Dataset entries on figures:
>>>

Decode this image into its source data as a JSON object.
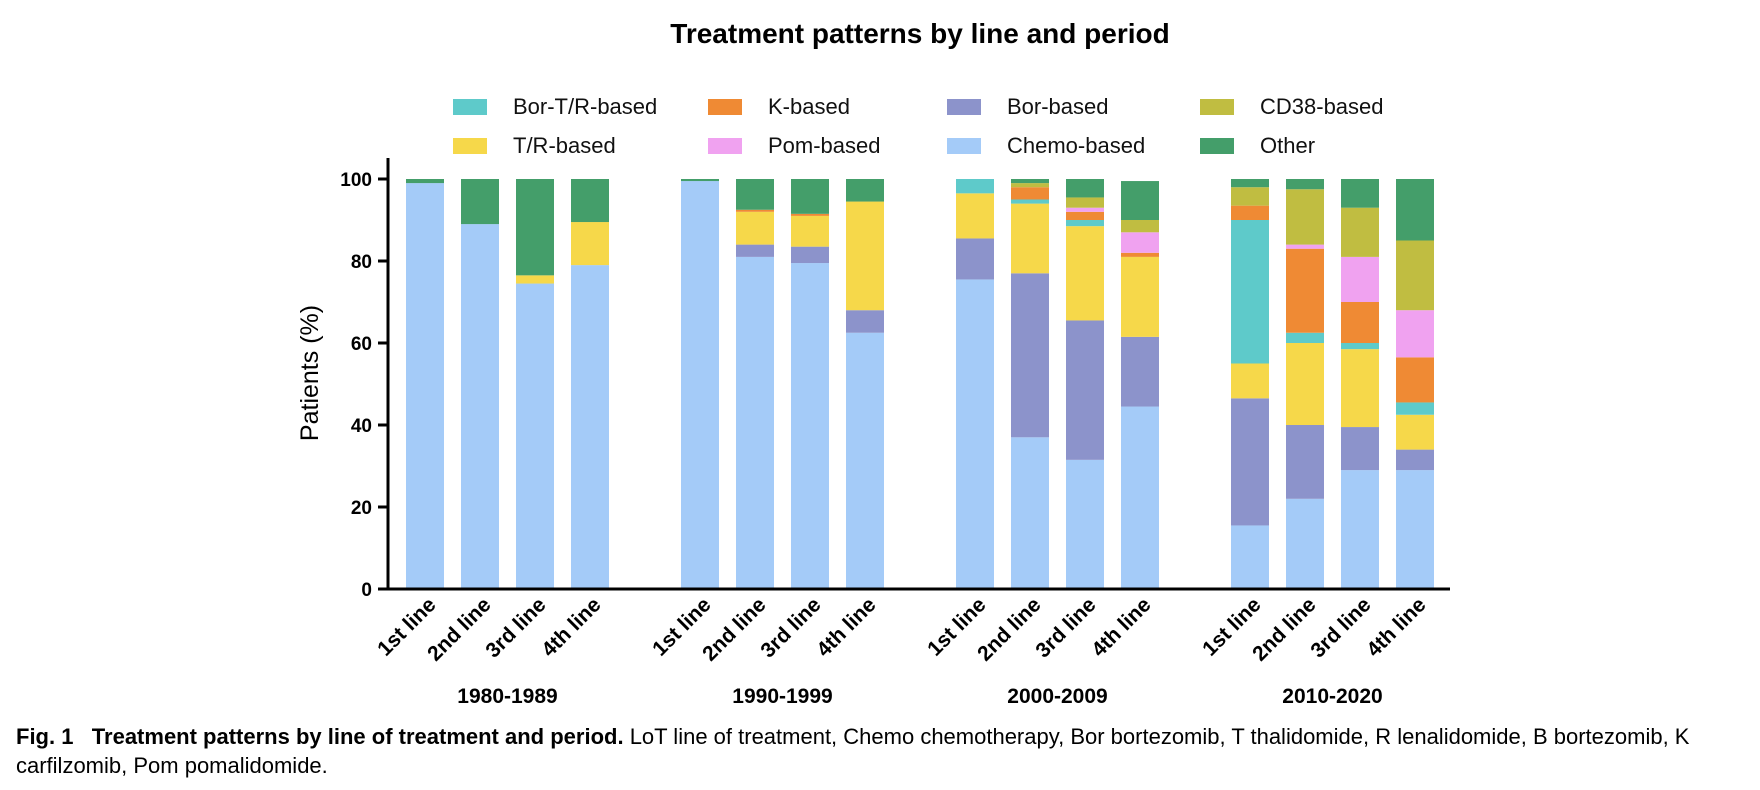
{
  "chart_data": {
    "type": "bar",
    "stacked": true,
    "title": "Treatment patterns by line and period",
    "ylabel": "Patients (%)",
    "ylim": [
      0,
      100
    ],
    "yticks": [
      0,
      20,
      40,
      60,
      80,
      100
    ],
    "legend_position": "top",
    "groups": [
      {
        "name": "1980-1989",
        "categories": [
          "1st line",
          "2nd line",
          "3rd line",
          "4th line"
        ]
      },
      {
        "name": "1990-1999",
        "categories": [
          "1st line",
          "2nd line",
          "3rd line",
          "4th line"
        ]
      },
      {
        "name": "2000-2009",
        "categories": [
          "1st line",
          "2nd line",
          "3rd line",
          "4th line"
        ]
      },
      {
        "name": "2010-2020",
        "categories": [
          "1st line",
          "2nd line",
          "3rd line",
          "4th line"
        ]
      }
    ],
    "series": [
      {
        "name": "Chemo-based",
        "color": "#a4cbf8",
        "values": [
          99,
          89,
          74.5,
          79,
          99.5,
          81,
          79.5,
          62.5,
          75.5,
          37,
          31.5,
          44.5,
          15.5,
          22,
          29,
          29
        ]
      },
      {
        "name": "Bor-based",
        "color": "#8c93cb",
        "values": [
          0,
          0,
          0,
          0,
          0,
          3,
          4,
          5.5,
          10,
          40,
          34,
          17,
          31,
          18,
          10.5,
          5
        ]
      },
      {
        "name": "T/R-based",
        "color": "#f6d84a",
        "values": [
          0,
          0,
          2,
          10.5,
          0,
          8,
          7.5,
          26.5,
          11,
          17,
          23,
          19.5,
          8.5,
          20,
          19,
          8.5
        ]
      },
      {
        "name": "Bor-T/R-based",
        "color": "#5ecaca",
        "values": [
          0,
          0,
          0,
          0,
          0,
          0,
          0,
          0,
          3.5,
          1,
          1.5,
          0,
          35,
          2.5,
          1.5,
          3
        ]
      },
      {
        "name": "K-based",
        "color": "#ef8a34",
        "values": [
          0,
          0,
          0,
          0,
          0,
          0.5,
          0.5,
          0,
          0,
          3,
          2,
          1,
          3.5,
          20.5,
          10,
          11
        ]
      },
      {
        "name": "Pom-based",
        "color": "#f0a2f0",
        "values": [
          0,
          0,
          0,
          0,
          0,
          0,
          0,
          0,
          0,
          0,
          1,
          5,
          0,
          1,
          11,
          11.5
        ]
      },
      {
        "name": "CD38-based",
        "color": "#c0bd41",
        "values": [
          0,
          0,
          0,
          0,
          0,
          0,
          0,
          0,
          0,
          1,
          2.5,
          3,
          4.5,
          13.5,
          12,
          17
        ]
      },
      {
        "name": "Other",
        "color": "#449e6a",
        "values": [
          1,
          11,
          23.5,
          10.5,
          0.5,
          7.5,
          8.5,
          5.5,
          0,
          1,
          4.5,
          9.5,
          2,
          2.5,
          7,
          15
        ]
      }
    ],
    "legend_order": [
      "Bor-T/R-based",
      "K-based",
      "Bor-based",
      "CD38-based",
      "T/R-based",
      "Pom-based",
      "Chemo-based",
      "Other"
    ]
  },
  "caption": {
    "label": "Fig. 1",
    "bold_title": "Treatment patterns by line of treatment and period.",
    "text": "LoT line of treatment, Chemo chemotherapy, Bor bortezomib, T thalidomide, R lenalidomide, B bortezomib, K carfilzomib, Pom pomalidomide."
  }
}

<<<

### WHAT YOU HAVE TO DO
Write out every entry above exactly, minus the pictures.

### RESULT OF THE TASK
Decode this image into its source data as a JSON object.
{
  "chart_data": {
    "type": "bar",
    "stacked": true,
    "title": "Treatment patterns by line and period",
    "ylabel": "Patients (%)",
    "ylim": [
      0,
      100
    ],
    "yticks": [
      0,
      20,
      40,
      60,
      80,
      100
    ],
    "legend_position": "top",
    "groups": [
      {
        "name": "1980-1989",
        "categories": [
          "1st line",
          "2nd line",
          "3rd line",
          "4th line"
        ]
      },
      {
        "name": "1990-1999",
        "categories": [
          "1st line",
          "2nd line",
          "3rd line",
          "4th line"
        ]
      },
      {
        "name": "2000-2009",
        "categories": [
          "1st line",
          "2nd line",
          "3rd line",
          "4th line"
        ]
      },
      {
        "name": "2010-2020",
        "categories": [
          "1st line",
          "2nd line",
          "3rd line",
          "4th line"
        ]
      }
    ],
    "series": [
      {
        "name": "Chemo-based",
        "color": "#a4cbf8",
        "values": [
          99,
          89,
          74.5,
          79,
          99.5,
          81,
          79.5,
          62.5,
          75.5,
          37,
          31.5,
          44.5,
          15.5,
          22,
          29,
          29
        ]
      },
      {
        "name": "Bor-based",
        "color": "#8c93cb",
        "values": [
          0,
          0,
          0,
          0,
          0,
          3,
          4,
          5.5,
          10,
          40,
          34,
          17,
          31,
          18,
          10.5,
          5
        ]
      },
      {
        "name": "T/R-based",
        "color": "#f6d84a",
        "values": [
          0,
          0,
          2,
          10.5,
          0,
          8,
          7.5,
          26.5,
          11,
          17,
          23,
          19.5,
          8.5,
          20,
          19,
          8.5
        ]
      },
      {
        "name": "Bor-T/R-based",
        "color": "#5ecaca",
        "values": [
          0,
          0,
          0,
          0,
          0,
          0,
          0,
          0,
          3.5,
          1,
          1.5,
          0,
          35,
          2.5,
          1.5,
          3
        ]
      },
      {
        "name": "K-based",
        "color": "#ef8a34",
        "values": [
          0,
          0,
          0,
          0,
          0,
          0.5,
          0.5,
          0,
          0,
          3,
          2,
          1,
          3.5,
          20.5,
          10,
          11
        ]
      },
      {
        "name": "Pom-based",
        "color": "#f0a2f0",
        "values": [
          0,
          0,
          0,
          0,
          0,
          0,
          0,
          0,
          0,
          0,
          1,
          5,
          0,
          1,
          11,
          11.5
        ]
      },
      {
        "name": "CD38-based",
        "color": "#c0bd41",
        "values": [
          0,
          0,
          0,
          0,
          0,
          0,
          0,
          0,
          0,
          1,
          2.5,
          3,
          4.5,
          13.5,
          12,
          17
        ]
      },
      {
        "name": "Other",
        "color": "#449e6a",
        "values": [
          1,
          11,
          23.5,
          10.5,
          0.5,
          7.5,
          8.5,
          5.5,
          0,
          1,
          4.5,
          9.5,
          2,
          2.5,
          7,
          15
        ]
      }
    ],
    "legend_order": [
      "Bor-T/R-based",
      "K-based",
      "Bor-based",
      "CD38-based",
      "T/R-based",
      "Pom-based",
      "Chemo-based",
      "Other"
    ]
  },
  "caption": {
    "label": "Fig. 1",
    "bold_title": "Treatment patterns by line of treatment and period.",
    "text": "LoT line of treatment, Chemo chemotherapy, Bor bortezomib, T thalidomide, R lenalidomide, B bortezomib, K carfilzomib, Pom pomalidomide."
  }
}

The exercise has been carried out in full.